I'm not going anywhere or doing anything in particular, just getting domestic. I've got some chickpeas in the slow cooker and I'm about to start some bread dough and probably some pizza dough as well (bread to be baked tomorrow, pizza dough to be frozen). I'll make soup later, one of those "stuff I have around" soups which will have chicken in it, and some little meatballs made of leftover pork mixed with raw rice which I'll simmer in the soup, and some spinach, and maybe one or two other things but maybe not. I tend to put too much stuff into soups so they all end up tasting the same, and I'm trying to restrain that tendency.

I also want to make brownies, and maybe another batch of scones so I can use up the last of the fantastic strawberry jam. And I just remembered I have some tiny eggplants that I'm probably going to roast and then marinate with garlic and oregano, following an Ottolenghi recipe. Some of this will happen tomorrow rather than today, I think.

My only non-domestic plan is to finally go and see Deadpool on Monday, as a bribe for going to the laundromat afterwards.

I've caught up on S2 of Grantchester, with mixed feelings. Leonard went on a date with a man! And although he freaked out and ran away halfway through, he got his courage back and went on a second date! (And, in a nice and reassuring callback, they met for the second date at the same park or whatever it is--there are deck chairs--where he met that young woman last season for his "I can be straight if I really try" date.) So I'm happy with Leonard's arc, although I'd like to see much much more of him. And, correspondingly, much much less of Sidney's love-life angst. It was a big feature of the books, but I was hoping, when they broke up Sidney and Hildegarde last season, that it would be downplayed in S2 of the show. No such luck. (I worry for Margaret, who is straightforward, emotionally honest, and more intelligent than either Sidney or Geordie gives her credit for. Because I think Sidney's using her to relieve his sexual frustration and prove he's not a saint, and he's going to drop her the minute Miss Suitable Vicar's Wife shows up. I don't think Sidney's doing it deliberately, because he's not evil, but he's awfully good at fooling himself.)

■ **Exercise instructions**:
Continue the post about home cooking and Grantchester from the point where it stops. The records play no part in this.

[Records showing where elements appear]
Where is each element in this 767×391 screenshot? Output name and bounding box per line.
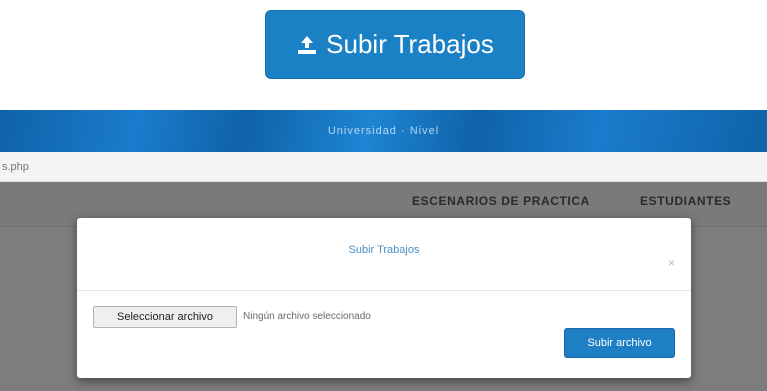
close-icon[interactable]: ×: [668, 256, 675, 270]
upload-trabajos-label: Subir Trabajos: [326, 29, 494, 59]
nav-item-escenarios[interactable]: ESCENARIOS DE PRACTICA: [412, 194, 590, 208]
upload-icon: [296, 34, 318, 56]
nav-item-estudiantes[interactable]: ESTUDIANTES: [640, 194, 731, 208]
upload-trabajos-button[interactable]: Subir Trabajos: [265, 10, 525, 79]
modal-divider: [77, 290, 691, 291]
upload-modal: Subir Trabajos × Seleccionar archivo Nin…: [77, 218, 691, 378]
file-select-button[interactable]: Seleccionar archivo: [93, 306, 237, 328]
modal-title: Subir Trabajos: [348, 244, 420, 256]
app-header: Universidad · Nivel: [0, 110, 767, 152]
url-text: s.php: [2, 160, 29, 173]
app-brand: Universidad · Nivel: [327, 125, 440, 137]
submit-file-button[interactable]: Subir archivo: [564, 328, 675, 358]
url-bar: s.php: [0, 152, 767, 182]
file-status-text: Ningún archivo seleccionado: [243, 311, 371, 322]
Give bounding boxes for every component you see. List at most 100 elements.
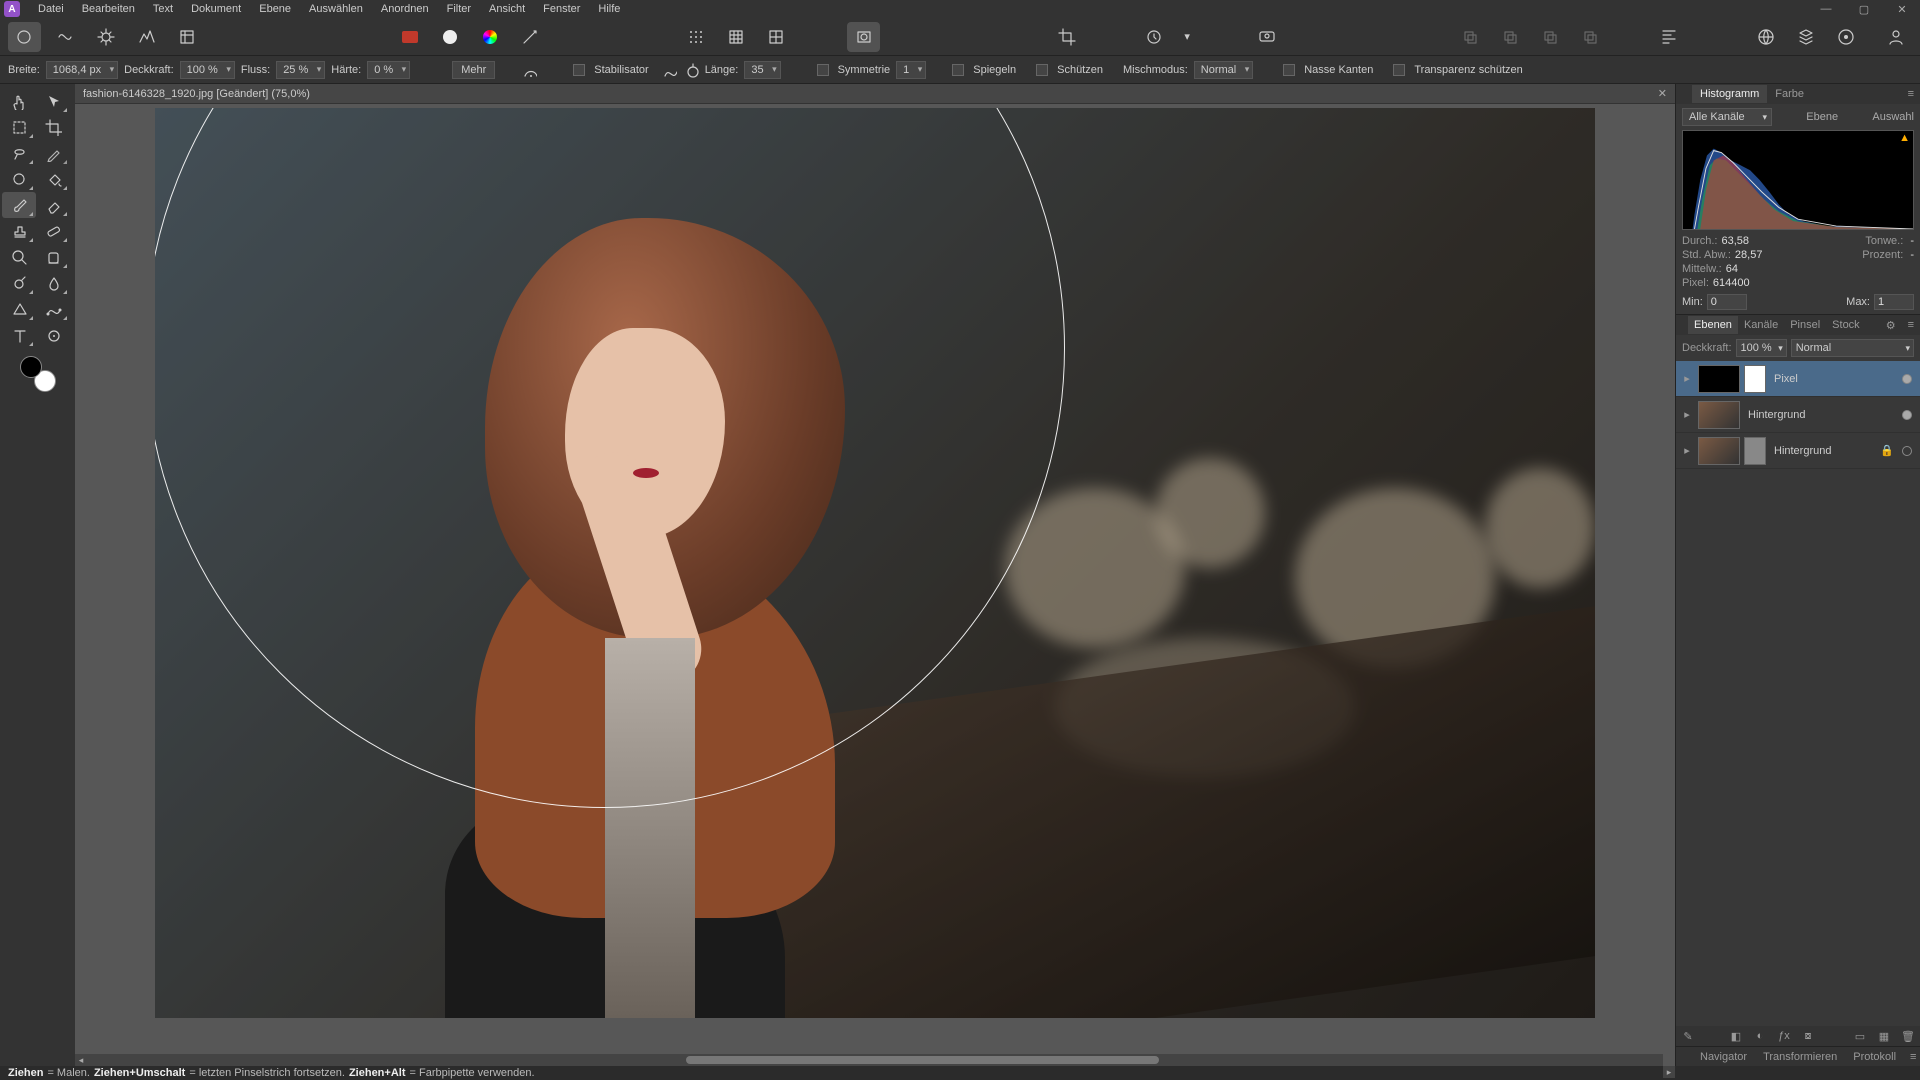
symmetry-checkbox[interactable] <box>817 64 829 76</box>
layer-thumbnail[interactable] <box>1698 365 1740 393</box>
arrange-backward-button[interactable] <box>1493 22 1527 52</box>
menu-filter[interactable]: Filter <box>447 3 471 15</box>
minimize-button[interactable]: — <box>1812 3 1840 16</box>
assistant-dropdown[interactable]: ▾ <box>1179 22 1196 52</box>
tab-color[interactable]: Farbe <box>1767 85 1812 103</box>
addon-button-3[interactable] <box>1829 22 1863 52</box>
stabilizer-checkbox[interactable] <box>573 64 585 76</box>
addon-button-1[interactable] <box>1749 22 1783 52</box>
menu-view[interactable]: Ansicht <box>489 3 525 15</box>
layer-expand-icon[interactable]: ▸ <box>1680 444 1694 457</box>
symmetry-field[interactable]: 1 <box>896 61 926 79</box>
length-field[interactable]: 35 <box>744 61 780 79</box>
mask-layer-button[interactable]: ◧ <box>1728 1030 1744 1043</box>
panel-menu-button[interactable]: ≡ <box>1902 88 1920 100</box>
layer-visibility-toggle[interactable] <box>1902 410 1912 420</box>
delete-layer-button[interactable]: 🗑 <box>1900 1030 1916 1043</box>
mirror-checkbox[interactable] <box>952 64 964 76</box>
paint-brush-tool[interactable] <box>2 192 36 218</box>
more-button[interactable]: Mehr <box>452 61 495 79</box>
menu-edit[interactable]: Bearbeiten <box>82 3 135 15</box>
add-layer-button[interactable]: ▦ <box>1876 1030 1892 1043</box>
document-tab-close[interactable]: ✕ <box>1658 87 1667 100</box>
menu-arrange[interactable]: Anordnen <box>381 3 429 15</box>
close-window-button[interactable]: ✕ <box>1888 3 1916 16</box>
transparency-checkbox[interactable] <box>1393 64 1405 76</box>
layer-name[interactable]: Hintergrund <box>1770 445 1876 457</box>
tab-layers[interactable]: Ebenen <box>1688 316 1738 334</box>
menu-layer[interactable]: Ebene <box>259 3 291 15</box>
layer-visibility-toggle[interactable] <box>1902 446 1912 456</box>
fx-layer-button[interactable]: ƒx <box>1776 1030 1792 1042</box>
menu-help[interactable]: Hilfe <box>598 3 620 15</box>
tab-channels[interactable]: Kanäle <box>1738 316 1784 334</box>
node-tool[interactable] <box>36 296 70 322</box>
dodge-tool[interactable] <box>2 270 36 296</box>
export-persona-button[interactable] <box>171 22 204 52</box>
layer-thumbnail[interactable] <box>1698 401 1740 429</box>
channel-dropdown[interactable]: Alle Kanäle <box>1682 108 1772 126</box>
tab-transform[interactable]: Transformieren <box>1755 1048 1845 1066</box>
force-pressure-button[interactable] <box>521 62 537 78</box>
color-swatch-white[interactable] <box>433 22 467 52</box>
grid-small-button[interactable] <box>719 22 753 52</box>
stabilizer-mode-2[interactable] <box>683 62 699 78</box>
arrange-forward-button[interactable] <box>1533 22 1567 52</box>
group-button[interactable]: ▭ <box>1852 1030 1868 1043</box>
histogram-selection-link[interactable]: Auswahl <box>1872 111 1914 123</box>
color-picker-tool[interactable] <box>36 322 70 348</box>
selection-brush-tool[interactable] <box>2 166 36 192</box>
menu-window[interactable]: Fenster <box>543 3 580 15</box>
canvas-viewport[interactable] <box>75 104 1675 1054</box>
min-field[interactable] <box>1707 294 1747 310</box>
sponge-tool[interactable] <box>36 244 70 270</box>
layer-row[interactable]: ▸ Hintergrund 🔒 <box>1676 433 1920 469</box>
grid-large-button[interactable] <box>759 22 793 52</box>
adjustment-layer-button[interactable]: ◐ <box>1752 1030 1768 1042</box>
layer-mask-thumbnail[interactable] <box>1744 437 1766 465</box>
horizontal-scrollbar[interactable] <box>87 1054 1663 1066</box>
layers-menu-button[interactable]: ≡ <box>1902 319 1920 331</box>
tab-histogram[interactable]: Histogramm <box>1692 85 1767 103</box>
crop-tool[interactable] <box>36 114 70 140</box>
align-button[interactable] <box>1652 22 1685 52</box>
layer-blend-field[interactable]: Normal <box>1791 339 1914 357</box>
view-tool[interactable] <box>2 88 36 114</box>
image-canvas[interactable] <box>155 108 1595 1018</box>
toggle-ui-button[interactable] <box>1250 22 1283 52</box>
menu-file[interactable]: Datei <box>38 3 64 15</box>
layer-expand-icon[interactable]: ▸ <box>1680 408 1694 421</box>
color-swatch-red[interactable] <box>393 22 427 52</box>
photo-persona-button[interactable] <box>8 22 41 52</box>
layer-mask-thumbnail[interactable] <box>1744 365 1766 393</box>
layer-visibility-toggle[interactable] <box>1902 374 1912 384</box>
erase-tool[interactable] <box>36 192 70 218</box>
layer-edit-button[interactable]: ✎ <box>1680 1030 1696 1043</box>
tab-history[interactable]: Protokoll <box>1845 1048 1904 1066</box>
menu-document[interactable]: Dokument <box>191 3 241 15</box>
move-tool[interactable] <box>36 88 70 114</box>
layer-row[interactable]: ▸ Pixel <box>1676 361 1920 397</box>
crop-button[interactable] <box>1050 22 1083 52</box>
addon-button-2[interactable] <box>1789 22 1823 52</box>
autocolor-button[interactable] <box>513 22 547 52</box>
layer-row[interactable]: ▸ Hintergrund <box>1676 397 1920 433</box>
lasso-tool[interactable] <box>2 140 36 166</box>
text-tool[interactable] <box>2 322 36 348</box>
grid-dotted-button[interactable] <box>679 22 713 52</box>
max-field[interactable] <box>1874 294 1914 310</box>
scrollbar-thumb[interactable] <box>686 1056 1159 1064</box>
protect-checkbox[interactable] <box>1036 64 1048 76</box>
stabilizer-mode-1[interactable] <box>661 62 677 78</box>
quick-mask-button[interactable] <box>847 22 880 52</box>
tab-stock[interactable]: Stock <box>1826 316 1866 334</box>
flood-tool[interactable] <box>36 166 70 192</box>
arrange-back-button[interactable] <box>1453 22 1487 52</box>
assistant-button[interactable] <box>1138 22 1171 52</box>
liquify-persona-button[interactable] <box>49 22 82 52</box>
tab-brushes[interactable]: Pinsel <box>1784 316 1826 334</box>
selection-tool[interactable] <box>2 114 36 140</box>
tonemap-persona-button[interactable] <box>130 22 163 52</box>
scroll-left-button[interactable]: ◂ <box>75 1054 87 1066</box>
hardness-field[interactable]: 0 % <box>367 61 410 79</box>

■ **Output of the exercise**:
Incidentally if the writers wanted us NOT to ship Sidney and Geordie, they're doing a rotten job of it. Yes, by all means have Amanda directly compare her love for Sidney to Geordie's love for Sidney. By all means have Sidney and Geordie joke uncomfortably about how their relationship might seem gay to other people. Have Geordie say "You're not my type" with weird emphasis, and also show us Geordie troubled in some way that's straining his marriage and which he refuses to talk about with Sidney. All these things will prove how much they don't love each other That Way. (My new Geordie head-canon, which I will cling to for as long as the show allows, is that Geordie was a POW and fell in love with another POW. He tried to put it behind him, because everyone knows these things happen when men are locked up together and they don't mean anything. But since he met Sidney, he keeps remembering the man he loved, and worse still he feels things for Sidney that remind him of that time.)

In conclusion, Leonard sort of has a boyfriend now! And it looks like he's going to try to come out to Sidney in the next episode. Sidney, please don't be an ass about it.

I've been reading the books I bought from Lethe Press's $1.50 e-book sale. I got several Wilde Stories anthologies, which are sff with gay male characters and are as mixed in quality as you'd expect. The more recent ones seem to have a much higher quality overall, but even they have a few earnest, amateurish "gay person has a happy ending and isn't that amazing!" stories of the kind I remember from many years ago. (Anybody else remember Kindred Spirits from 1984?) I must also contradict myself by noting unhappily that a lot of the stories are very downbeat. It's as though a lot of pro writers still can't figure out how to do queer SFF that's neither a PSA nor a lament.

Also from Lethe Press I got Comrades in Arms, an anthology of queer war stories by Rita Oakes. They're well written and well researched, but perhaps a bit deceptively advertised? Several of the stories didn't include queer characters, or the characters' queerness was no more than mentioned in passing. Also there are several linked stories at the beginning that feature unexpected zombies and werewolves. I almost didn't keep reading, but subsequent stories proved more to my taste. I especially liked the one about the American airman downed in Poland, who is helped by a resistance fighter who happens to be a trans* woman. Some elements strain at the suspension of disbelief, but emotionally it works well. Another story, set during WWI, is the only one I'd call a love story, but unfortunately that element isn't especially well done and the author stumbles into a familiar hurt/comfort cliché. Still, people for whom queer war stories are an interest will find the collection worth reading.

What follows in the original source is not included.